_What you should do_
Tally the lines in the listing below that contain "sönmeye" and report the tally alone.

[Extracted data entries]
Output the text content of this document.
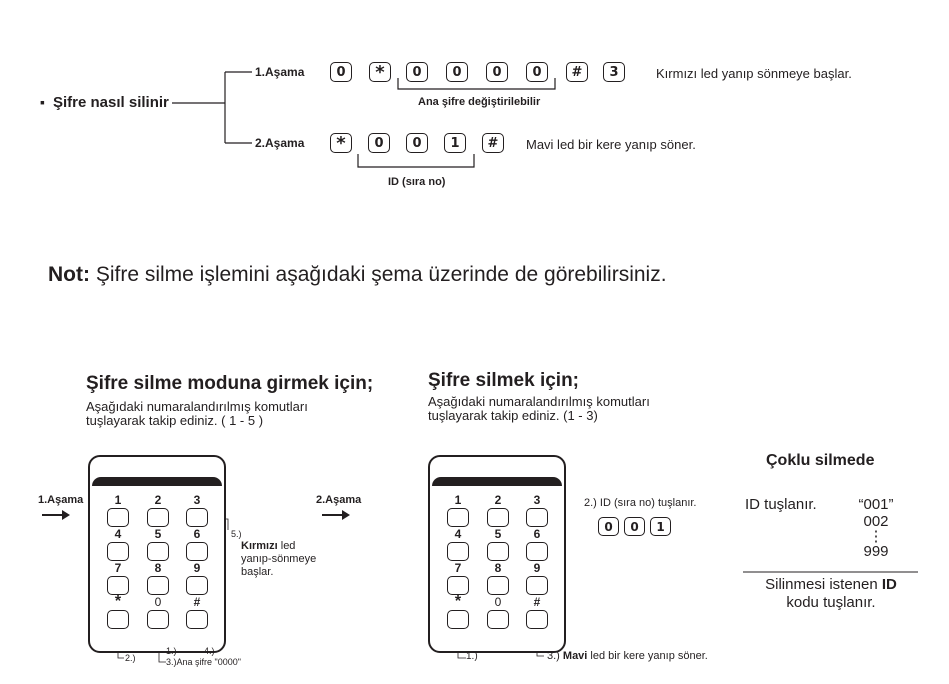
▪ Şifre nasıl silinir
1.Aşama
2.Aşama
0	*	0	0	0	0	#	3
Ana şifre değiştirilebilir
Kırmızı led yanıp sönmeye başlar.
*	0	0	1	#
ID (sıra no)
Mavi led bir kere yanıp söner.
Not: Şifre silme işlemini aşağıdaki şema üzerinde de görebilirsiniz.
Şifre silme moduna girmek için;
Aşağıdaki numaralandırılmış komutları
tuşlayarak takip ediniz. ( 1 - 5 )
1.Aşama	2.Aşama
1	2	3
4	5	6
7	8	9
*	0	#
5.)
Kırmızı led
yanıp-sönmeye
başlar.
2.)
1.)	4.)
3.)Ana şifre "0000"
Şifre silmek için;
Aşağıdaki numaralandırılmış komutları
tuşlayarak takip ediniz. (1 - 3)
1	2	3
4	5	6
7	8	9
*	0	#
2.) ID (sıra no) tuşlanır.
0	0	1
1.)	3.) Mavi led bir kere yanıp söner.
Çoklu silmede
ID tuşlanır.	“001”
002
⋮
999
Silinmesi istenen ID
kodu tuşlanır.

_Answer below_
2